§ **SUPPLIED DATA**
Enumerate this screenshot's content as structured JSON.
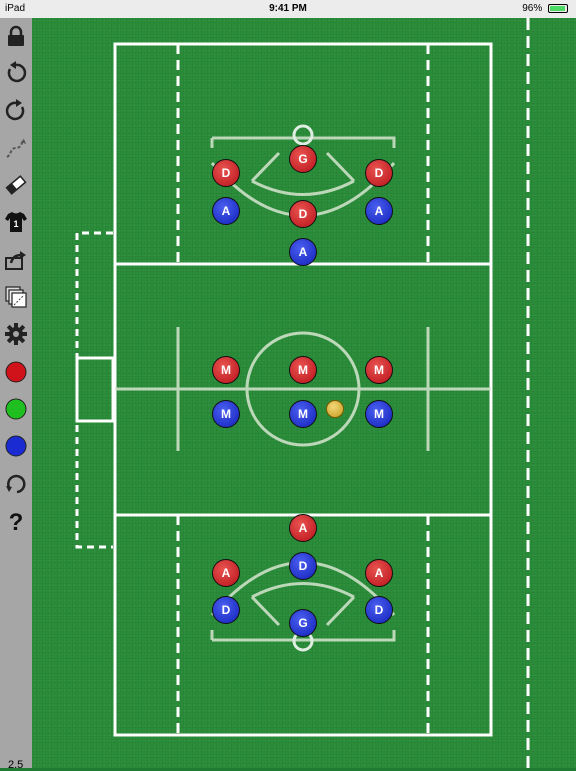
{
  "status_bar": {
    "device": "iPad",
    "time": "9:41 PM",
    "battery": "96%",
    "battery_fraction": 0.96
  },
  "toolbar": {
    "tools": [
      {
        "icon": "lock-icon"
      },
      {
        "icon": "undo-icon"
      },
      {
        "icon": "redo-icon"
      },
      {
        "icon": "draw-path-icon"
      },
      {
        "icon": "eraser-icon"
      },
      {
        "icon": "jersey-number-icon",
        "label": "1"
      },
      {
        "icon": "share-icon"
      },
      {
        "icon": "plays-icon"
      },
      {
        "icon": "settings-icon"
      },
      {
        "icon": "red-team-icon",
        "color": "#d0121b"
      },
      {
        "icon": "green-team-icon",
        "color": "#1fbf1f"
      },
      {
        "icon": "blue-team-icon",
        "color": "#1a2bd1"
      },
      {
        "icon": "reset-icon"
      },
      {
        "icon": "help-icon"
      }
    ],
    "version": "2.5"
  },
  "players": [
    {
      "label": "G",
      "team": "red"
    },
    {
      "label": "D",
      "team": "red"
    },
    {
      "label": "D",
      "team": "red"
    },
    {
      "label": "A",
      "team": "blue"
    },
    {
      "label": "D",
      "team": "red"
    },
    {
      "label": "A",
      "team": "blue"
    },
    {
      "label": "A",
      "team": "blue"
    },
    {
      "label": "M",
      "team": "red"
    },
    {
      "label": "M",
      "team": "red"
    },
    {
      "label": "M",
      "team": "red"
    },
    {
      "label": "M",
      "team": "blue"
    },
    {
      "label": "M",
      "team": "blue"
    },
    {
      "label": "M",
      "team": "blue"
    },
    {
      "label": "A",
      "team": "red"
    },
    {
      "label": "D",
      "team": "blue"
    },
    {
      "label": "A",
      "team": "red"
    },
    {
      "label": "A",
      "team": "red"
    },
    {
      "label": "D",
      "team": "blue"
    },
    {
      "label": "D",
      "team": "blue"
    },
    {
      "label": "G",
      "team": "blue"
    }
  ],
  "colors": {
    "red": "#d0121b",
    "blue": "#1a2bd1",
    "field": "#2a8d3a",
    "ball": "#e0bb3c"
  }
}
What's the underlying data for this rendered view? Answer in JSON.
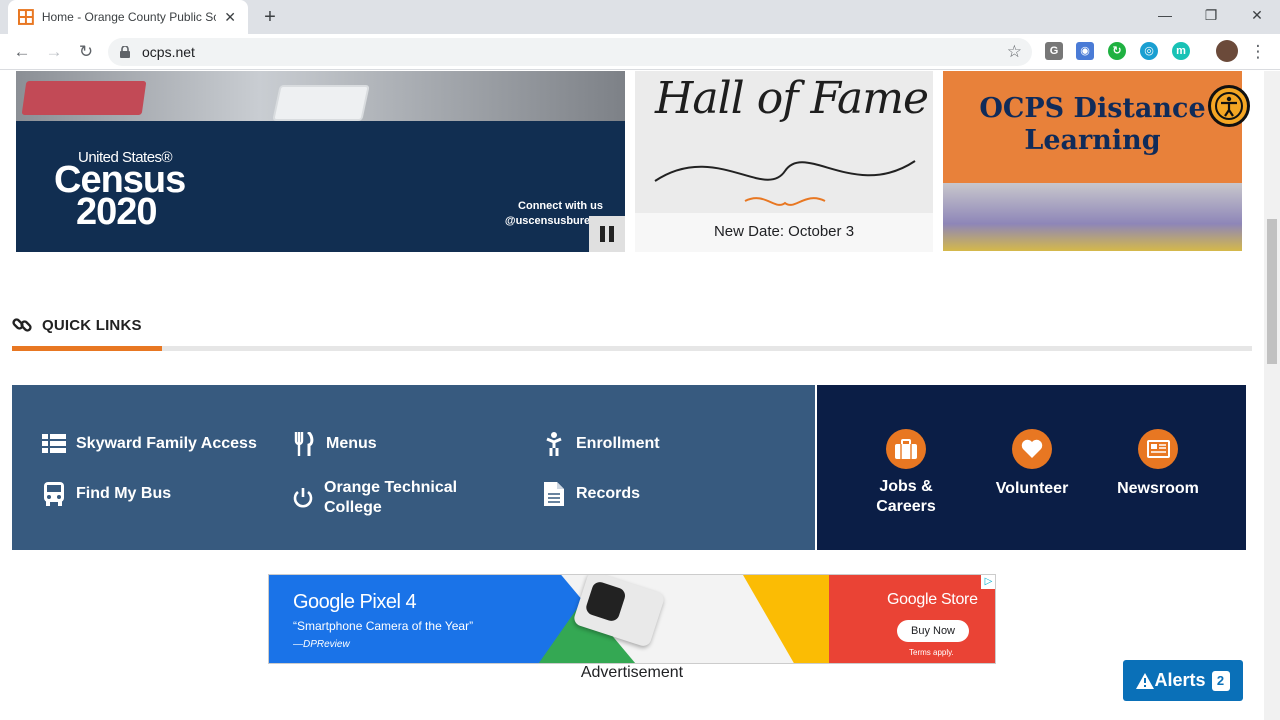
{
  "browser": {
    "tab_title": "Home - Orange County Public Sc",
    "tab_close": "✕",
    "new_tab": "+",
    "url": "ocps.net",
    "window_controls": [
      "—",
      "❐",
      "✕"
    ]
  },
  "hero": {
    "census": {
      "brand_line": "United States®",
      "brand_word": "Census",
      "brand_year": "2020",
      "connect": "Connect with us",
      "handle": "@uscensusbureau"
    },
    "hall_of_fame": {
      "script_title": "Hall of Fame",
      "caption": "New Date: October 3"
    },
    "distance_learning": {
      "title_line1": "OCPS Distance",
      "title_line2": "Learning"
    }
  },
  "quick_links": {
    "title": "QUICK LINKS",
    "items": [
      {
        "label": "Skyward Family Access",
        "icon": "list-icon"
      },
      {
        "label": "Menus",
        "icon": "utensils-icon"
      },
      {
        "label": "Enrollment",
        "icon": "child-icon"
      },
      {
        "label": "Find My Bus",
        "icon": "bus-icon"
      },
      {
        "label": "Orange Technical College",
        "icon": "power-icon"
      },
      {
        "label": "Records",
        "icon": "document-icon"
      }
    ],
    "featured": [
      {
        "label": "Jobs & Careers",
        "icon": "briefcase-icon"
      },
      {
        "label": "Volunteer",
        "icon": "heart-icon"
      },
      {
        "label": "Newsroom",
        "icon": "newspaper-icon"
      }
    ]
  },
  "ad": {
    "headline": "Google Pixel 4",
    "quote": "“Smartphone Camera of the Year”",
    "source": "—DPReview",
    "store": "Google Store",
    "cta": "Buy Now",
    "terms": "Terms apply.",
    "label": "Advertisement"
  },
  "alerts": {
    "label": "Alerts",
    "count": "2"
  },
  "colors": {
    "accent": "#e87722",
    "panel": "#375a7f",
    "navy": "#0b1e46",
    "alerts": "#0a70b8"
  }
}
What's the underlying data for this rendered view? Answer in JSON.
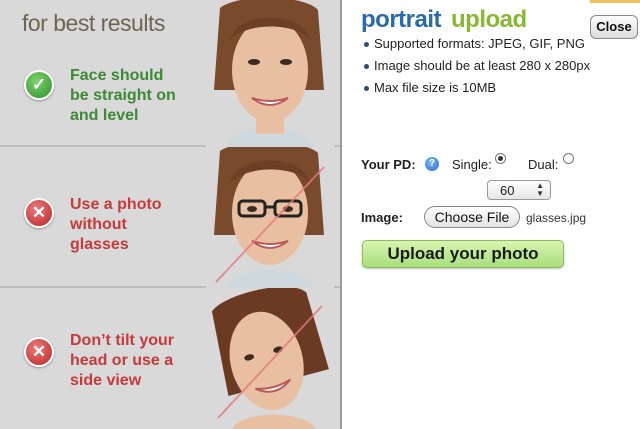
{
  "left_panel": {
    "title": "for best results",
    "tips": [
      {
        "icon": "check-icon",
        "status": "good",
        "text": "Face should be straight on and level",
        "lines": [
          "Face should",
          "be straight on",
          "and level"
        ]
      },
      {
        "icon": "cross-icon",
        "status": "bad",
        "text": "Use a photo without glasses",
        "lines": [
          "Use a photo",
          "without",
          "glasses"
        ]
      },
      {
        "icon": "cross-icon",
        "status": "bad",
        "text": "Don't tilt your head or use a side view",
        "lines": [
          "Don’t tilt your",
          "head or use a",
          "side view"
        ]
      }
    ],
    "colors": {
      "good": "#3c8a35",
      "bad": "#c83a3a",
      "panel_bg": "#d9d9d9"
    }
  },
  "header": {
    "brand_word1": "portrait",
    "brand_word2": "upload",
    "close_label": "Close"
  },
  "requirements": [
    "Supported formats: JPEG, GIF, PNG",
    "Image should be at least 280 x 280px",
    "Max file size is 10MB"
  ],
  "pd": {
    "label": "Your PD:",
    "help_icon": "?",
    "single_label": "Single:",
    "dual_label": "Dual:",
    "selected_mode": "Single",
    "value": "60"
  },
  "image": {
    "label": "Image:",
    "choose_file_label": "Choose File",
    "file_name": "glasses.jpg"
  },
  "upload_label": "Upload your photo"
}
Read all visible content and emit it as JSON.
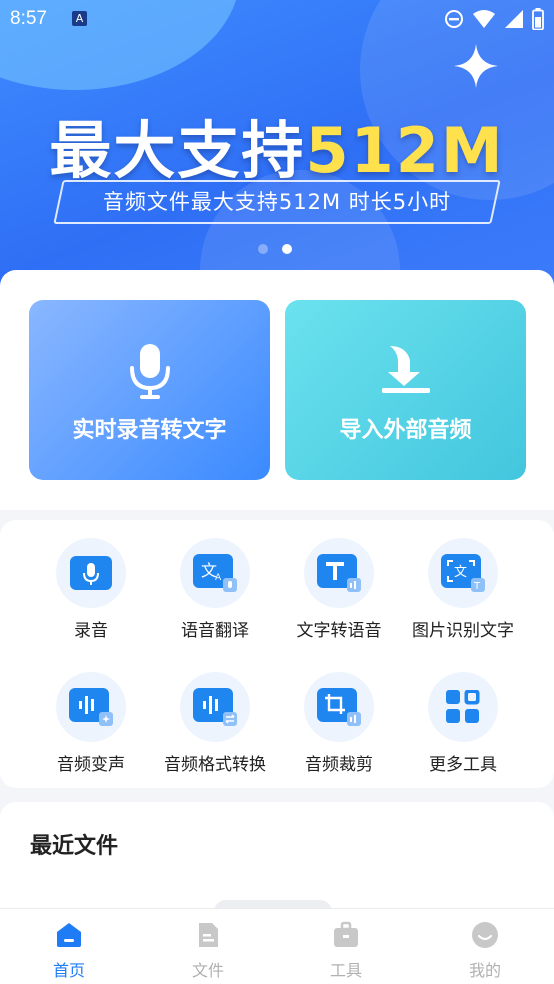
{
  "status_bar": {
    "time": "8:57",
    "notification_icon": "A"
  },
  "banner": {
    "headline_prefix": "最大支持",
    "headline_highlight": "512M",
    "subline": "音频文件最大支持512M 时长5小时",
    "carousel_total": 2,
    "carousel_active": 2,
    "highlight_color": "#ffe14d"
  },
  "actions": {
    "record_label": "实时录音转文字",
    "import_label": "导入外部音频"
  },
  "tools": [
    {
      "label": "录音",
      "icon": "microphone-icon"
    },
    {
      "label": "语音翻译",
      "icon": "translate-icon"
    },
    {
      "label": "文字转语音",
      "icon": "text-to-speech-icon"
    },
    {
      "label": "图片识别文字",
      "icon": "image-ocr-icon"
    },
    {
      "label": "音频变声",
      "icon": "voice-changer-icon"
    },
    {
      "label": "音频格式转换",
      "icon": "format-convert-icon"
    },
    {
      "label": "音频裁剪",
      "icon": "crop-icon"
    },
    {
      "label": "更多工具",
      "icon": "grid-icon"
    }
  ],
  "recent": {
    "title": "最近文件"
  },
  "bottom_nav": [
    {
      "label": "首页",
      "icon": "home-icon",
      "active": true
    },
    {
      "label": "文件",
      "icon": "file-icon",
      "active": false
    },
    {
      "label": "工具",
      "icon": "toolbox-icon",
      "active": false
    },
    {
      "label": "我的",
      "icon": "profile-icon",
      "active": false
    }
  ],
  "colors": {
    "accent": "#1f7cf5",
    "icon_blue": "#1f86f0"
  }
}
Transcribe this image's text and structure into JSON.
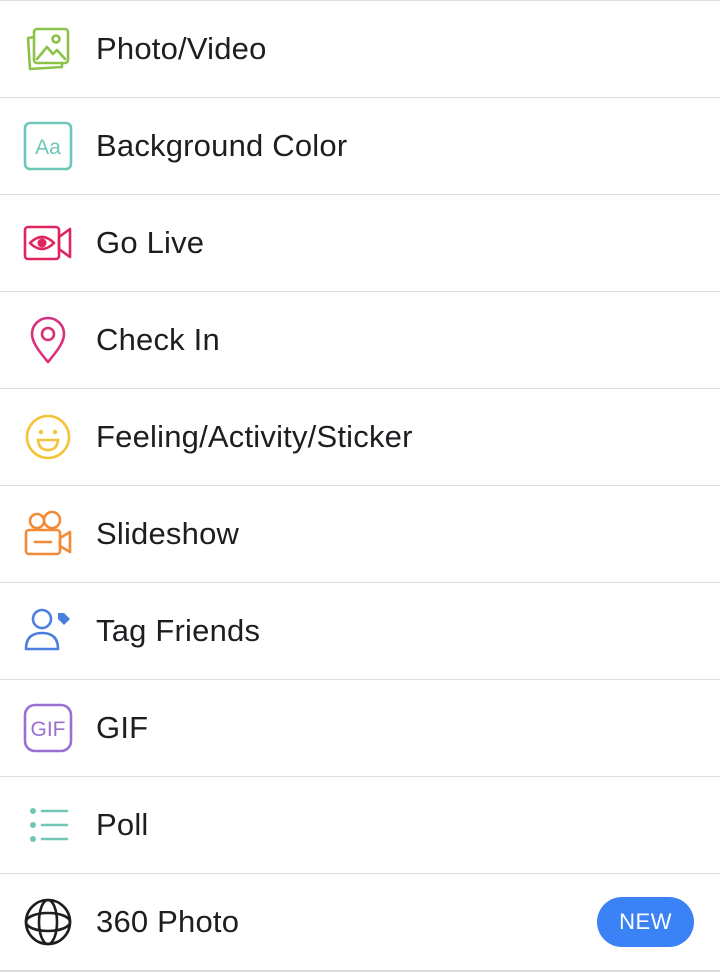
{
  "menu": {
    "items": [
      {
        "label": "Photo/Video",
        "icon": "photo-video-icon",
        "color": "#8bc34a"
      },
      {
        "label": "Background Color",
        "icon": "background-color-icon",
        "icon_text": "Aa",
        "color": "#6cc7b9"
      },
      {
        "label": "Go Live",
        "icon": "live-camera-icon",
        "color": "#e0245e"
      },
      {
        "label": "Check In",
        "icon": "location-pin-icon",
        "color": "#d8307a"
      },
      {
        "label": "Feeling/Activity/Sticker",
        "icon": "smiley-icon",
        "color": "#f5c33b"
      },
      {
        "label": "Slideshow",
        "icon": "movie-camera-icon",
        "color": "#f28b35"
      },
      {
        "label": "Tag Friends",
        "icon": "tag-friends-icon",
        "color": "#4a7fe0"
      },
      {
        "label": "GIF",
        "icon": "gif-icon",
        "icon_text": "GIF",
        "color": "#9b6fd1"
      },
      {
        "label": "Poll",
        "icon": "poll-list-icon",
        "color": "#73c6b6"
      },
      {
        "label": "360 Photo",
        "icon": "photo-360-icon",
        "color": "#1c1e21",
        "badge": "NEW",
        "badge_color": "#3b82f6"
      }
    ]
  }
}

§ **WHAT IS ASKED**
Find the lines above that include the string "content" and copy them.

§ **OUTPUT BELOW**
Enumerate this screenshot's content as structured JSON.
Read all visible content and emit it as JSON.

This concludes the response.